start Exercise materials

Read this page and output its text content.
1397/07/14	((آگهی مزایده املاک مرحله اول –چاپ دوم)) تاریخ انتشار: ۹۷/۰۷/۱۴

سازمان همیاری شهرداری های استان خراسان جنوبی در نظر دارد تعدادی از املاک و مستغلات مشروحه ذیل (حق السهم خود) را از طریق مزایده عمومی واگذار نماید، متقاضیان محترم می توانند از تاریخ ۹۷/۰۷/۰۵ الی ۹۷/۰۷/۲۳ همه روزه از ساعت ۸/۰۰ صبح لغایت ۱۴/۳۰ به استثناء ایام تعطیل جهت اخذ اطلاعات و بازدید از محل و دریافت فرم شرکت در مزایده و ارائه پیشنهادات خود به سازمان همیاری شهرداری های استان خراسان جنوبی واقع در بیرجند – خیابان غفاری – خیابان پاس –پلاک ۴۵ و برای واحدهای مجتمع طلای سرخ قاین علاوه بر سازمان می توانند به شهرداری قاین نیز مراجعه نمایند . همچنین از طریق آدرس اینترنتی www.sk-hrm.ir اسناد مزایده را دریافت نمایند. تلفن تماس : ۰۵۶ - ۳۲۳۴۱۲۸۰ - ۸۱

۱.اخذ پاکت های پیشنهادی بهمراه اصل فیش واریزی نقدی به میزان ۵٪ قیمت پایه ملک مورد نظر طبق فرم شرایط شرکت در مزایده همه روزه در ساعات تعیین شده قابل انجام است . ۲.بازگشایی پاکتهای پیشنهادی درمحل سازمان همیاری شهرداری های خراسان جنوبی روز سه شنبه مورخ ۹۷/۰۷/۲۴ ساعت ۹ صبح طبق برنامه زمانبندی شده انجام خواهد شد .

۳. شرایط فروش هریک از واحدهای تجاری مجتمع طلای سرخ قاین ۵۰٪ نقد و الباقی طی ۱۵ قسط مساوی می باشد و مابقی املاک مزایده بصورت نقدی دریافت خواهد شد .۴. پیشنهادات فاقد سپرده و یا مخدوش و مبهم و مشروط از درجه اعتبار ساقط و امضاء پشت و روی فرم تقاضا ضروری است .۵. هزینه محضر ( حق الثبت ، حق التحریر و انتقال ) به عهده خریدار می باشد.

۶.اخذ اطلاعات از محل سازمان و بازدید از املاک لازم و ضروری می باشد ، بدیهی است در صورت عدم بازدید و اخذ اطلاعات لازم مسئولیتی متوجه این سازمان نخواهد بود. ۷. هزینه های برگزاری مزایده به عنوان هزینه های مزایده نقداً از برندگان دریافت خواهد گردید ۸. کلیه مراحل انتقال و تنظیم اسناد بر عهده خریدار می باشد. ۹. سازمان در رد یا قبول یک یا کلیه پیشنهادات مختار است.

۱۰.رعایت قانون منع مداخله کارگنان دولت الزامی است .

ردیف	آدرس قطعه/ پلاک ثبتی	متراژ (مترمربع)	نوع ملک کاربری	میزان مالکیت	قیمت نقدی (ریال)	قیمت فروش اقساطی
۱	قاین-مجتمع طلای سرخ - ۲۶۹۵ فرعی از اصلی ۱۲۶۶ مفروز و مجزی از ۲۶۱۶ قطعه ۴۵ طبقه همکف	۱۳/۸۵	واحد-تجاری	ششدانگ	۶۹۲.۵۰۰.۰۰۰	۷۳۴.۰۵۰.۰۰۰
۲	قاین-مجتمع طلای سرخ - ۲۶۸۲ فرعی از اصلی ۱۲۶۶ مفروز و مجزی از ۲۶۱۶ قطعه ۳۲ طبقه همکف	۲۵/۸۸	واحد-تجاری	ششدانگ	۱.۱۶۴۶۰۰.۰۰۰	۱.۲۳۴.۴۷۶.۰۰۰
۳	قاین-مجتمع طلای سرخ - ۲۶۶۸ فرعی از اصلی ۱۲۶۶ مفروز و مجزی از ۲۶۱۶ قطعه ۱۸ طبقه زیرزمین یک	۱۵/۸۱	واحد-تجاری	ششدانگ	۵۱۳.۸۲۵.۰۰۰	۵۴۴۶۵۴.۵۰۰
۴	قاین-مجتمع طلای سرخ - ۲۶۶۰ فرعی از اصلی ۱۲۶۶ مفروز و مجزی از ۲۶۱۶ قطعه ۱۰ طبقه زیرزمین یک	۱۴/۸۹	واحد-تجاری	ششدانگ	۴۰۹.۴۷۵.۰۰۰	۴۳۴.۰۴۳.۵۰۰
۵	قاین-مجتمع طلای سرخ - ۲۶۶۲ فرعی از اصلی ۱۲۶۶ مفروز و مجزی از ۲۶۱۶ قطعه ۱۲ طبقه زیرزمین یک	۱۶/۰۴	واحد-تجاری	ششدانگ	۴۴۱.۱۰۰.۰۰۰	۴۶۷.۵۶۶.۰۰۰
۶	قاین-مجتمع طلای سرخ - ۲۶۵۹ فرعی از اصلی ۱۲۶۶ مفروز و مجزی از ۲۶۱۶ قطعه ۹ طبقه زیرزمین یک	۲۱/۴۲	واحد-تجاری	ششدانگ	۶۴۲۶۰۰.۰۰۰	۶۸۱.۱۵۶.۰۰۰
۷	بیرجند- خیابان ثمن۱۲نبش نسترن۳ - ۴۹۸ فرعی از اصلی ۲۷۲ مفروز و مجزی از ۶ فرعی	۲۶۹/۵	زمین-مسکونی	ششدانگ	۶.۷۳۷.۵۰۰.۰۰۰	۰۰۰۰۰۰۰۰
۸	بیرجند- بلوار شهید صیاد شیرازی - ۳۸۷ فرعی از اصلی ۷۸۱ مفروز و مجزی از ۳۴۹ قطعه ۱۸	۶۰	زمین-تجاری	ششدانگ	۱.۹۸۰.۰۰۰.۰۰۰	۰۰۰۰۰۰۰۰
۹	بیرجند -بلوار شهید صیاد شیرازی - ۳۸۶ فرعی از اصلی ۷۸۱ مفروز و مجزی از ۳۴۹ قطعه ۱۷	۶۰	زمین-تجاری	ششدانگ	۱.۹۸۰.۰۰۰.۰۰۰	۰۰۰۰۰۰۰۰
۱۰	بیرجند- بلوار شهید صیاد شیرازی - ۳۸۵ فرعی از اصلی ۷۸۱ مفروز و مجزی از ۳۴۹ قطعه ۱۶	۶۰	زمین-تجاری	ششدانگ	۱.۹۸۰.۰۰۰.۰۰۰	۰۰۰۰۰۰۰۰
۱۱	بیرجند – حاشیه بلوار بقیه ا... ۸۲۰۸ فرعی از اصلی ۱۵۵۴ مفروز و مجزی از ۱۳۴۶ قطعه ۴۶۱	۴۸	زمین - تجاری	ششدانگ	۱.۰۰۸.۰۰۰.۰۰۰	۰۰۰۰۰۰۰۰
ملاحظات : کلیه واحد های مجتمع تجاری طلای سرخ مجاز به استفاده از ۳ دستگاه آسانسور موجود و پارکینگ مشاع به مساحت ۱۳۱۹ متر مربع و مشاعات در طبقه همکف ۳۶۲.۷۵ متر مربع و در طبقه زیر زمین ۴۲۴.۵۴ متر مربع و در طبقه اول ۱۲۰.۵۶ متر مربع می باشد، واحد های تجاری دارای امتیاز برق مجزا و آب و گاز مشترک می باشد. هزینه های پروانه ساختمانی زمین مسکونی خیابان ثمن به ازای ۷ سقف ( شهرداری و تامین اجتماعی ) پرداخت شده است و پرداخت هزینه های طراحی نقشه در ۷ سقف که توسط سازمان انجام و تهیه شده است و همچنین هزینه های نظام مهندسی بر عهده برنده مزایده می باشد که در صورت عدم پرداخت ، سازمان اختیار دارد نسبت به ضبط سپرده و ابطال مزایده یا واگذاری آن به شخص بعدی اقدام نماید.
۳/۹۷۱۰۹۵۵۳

end Exercise materials

• Instructions for the task
Go through the entries and repeat each one exactly.

• Answer for the task
Read this page and output its text content.
1397/07/14	((آگهی مزایده املاک مرحله اول –چاپ دوم)) تاریخ انتشار: ۹۷/۰۷/۱۴

سازمان همیاری شهرداری های استان خراسان جنوبی در نظر دارد تعدادی از املاک و مستغلات مشروحه ذیل (حق السهم خود) را از طریق مزایده عمومی واگذار نماید، متقاضیان محترم می توانند از تاریخ ۹۷/۰۷/۰۵ الی ۹۷/۰۷/۲۳ همه روزه از ساعت ۸/۰۰ صبح لغایت ۱۴/۳۰ به استثناء ایام تعطیل جهت اخذ اطلاعات و بازدید از محل و دریافت فرم شرکت در مزایده و ارائه پیشنهادات خود به سازمان همیاری شهرداری های استان خراسان جنوبی واقع در بیرجند – خیابان غفاری – خیابان پاس –پلاک ۴۵ و برای واحدهای مجتمع طلای سرخ قاین علاوه بر سازمان می توانند به شهرداری قاین نیز مراجعه نمایند . همچنین از طریق آدرس اینترنتی www.sk-hrm.ir اسناد مزایده را دریافت نمایند. تلفن تماس : ۰۵۶ - ۳۲۳۴۱۲۸۰ - ۸۱

۱.اخذ پاکت های پیشنهادی بهمراه اصل فیش واریزی نقدی به میزان ۵٪ قیمت پایه ملک مورد نظر طبق فرم شرایط شرکت در مزایده همه روزه در ساعات تعیین شده قابل انجام است . ۲.بازگشایی پاکتهای پیشنهادی درمحل سازمان همیاری شهرداری های خراسان جنوبی روز سه شنبه مورخ ۹۷/۰۷/۲۴ ساعت ۹ صبح طبق برنامه زمانبندی شده انجام خواهد شد .

۳. شرایط فروش هریک از واحدهای تجاری مجتمع طلای سرخ قاین ۵۰٪ نقد و الباقی طی ۱۵ قسط مساوی می باشد و مابقی املاک مزایده بصورت نقدی دریافت خواهد شد .۴. پیشنهادات فاقد سپرده و یا مخدوش و مبهم و مشروط از درجه اعتبار ساقط و امضاء پشت و روی فرم تقاضا ضروری است .۵. هزینه محضر ( حق الثبت ، حق التحریر و انتقال ) به عهده خریدار می باشد.

۶.اخذ اطلاعات از محل سازمان و بازدید از املاک لازم و ضروری می باشد ، بدیهی است در صورت عدم بازدید و اخذ اطلاعات لازم مسئولیتی متوجه این سازمان نخواهد بود. ۷. هزینه های برگزاری مزایده به عنوان هزینه های مزایده نقداً از برندگان دریافت خواهد گردید ۸. کلیه مراحل انتقال و تنظیم اسناد بر عهده خریدار می باشد. ۹. سازمان در رد یا قبول یک یا کلیه پیشنهادات مختار است.

۱۰.رعایت قانون منع مداخله کارگنان دولت الزامی است .

ردیف	آدرس قطعه/ پلاک ثبتی	متراژ (مترمربع)	نوع ملک کاربری	میزان مالکیت	قیمت نقدی (ریال)	قیمت فروش اقساطی
۱	قاین-مجتمع طلای سرخ - ۲۶۹۵ فرعی از اصلی ۱۲۶۶ مفروز و مجزی از ۲۶۱۶ قطعه ۴۵ طبقه همکف	۱۳/۸۵	واحد-تجاری	ششدانگ	۶۹۲.۵۰۰.۰۰۰	۷۳۴.۰۵۰.۰۰۰
۲	قاین-مجتمع طلای سرخ - ۲۶۸۲ فرعی از اصلی ۱۲۶۶ مفروز و مجزی از ۲۶۱۶ قطعه ۳۲ طبقه همکف	۲۵/۸۸	واحد-تجاری	ششدانگ	۱.۱۶۴۶۰۰.۰۰۰	۱.۲۳۴.۴۷۶.۰۰۰
۳	قاین-مجتمع طلای سرخ - ۲۶۶۸ فرعی از اصلی ۱۲۶۶ مفروز و مجزی از ۲۶۱۶ قطعه ۱۸ طبقه زیرزمین یک	۱۵/۸۱	واحد-تجاری	ششدانگ	۵۱۳.۸۲۵.۰۰۰	۵۴۴۶۵۴.۵۰۰
۴	قاین-مجتمع طلای سرخ - ۲۶۶۰ فرعی از اصلی ۱۲۶۶ مفروز و مجزی از ۲۶۱۶ قطعه ۱۰ طبقه زیرزمین یک	۱۴/۸۹	واحد-تجاری	ششدانگ	۴۰۹.۴۷۵.۰۰۰	۴۳۴.۰۴۳.۵۰۰
۵	قاین-مجتمع طلای سرخ - ۲۶۶۲ فرعی از اصلی ۱۲۶۶ مفروز و مجزی از ۲۶۱۶ قطعه ۱۲ طبقه زیرزمین یک	۱۶/۰۴	واحد-تجاری	ششدانگ	۴۴۱.۱۰۰.۰۰۰	۴۶۷.۵۶۶.۰۰۰
۶	قاین-مجتمع طلای سرخ - ۲۶۵۹ فرعی از اصلی ۱۲۶۶ مفروز و مجزی از ۲۶۱۶ قطعه ۹ طبقه زیرزمین یک	۲۱/۴۲	واحد-تجاری	ششدانگ	۶۴۲۶۰۰.۰۰۰	۶۸۱.۱۵۶.۰۰۰
۷	بیرجند- خیابان ثمن۱۲نبش نسترن۳ - ۴۹۸ فرعی از اصلی ۲۷۲ مفروز و مجزی از ۶ فرعی	۲۶۹/۵	زمین-مسکونی	ششدانگ	۶.۷۳۷.۵۰۰.۰۰۰	۰۰۰۰۰۰۰۰
۸	بیرجند- بلوار شهید صیاد شیرازی - ۳۸۷ فرعی از اصلی ۷۸۱ مفروز و مجزی از ۳۴۹ قطعه ۱۸	۶۰	زمین-تجاری	ششدانگ	۱.۹۸۰.۰۰۰.۰۰۰	۰۰۰۰۰۰۰۰
۹	بیرجند -بلوار شهید صیاد شیرازی - ۳۸۶ فرعی از اصلی ۷۸۱ مفروز و مجزی از ۳۴۹ قطعه ۱۷	۶۰	زمین-تجاری	ششدانگ	۱.۹۸۰.۰۰۰.۰۰۰	۰۰۰۰۰۰۰۰
۱۰	بیرجند- بلوار شهید صیاد شیرازی - ۳۸۵ فرعی از اصلی ۷۸۱ مفروز و مجزی از ۳۴۹ قطعه ۱۶	۶۰	زمین-تجاری	ششدانگ	۱.۹۸۰.۰۰۰.۰۰۰	۰۰۰۰۰۰۰۰
۱۱	بیرجند – حاشیه بلوار بقیه ا... ۸۲۰۸ فرعی از اصلی ۱۵۵۴ مفروز و مجزی از ۱۳۴۶ قطعه ۴۶۱	۴۸	زمین - تجاری	ششدانگ	۱.۰۰۸.۰۰۰.۰۰۰	۰۰۰۰۰۰۰۰
ملاحظات : کلیه واحد های مجتمع تجاری طلای سرخ مجاز به استفاده از ۳ دستگاه آسانسور موجود و پارکینگ مشاع به مساحت ۱۳۱۹ متر مربع و مشاعات در طبقه همکف ۳۶۲.۷۵ متر مربع و در طبقه زیر زمین ۴۲۴.۵۴ متر مربع و در طبقه اول ۱۲۰.۵۶ متر مربع می باشد، واحد های تجاری دارای امتیاز برق مجزا و آب و گاز مشترک می باشد. هزینه های پروانه ساختمانی زمین مسکونی خیابان ثمن به ازای ۷ سقف ( شهرداری و تامین اجتماعی ) پرداخت شده است و پرداخت هزینه های طراحی نقشه در ۷ سقف که توسط سازمان انجام و تهیه شده است و همچنین هزینه های نظام مهندسی بر عهده برنده مزایده می باشد که در صورت عدم پرداخت ، سازمان اختیار دارد نسبت به ضبط سپرده و ابطال مزایده یا واگذاری آن به شخص بعدی اقدام نماید.
۳/۹۷۱۰۹۵۵۳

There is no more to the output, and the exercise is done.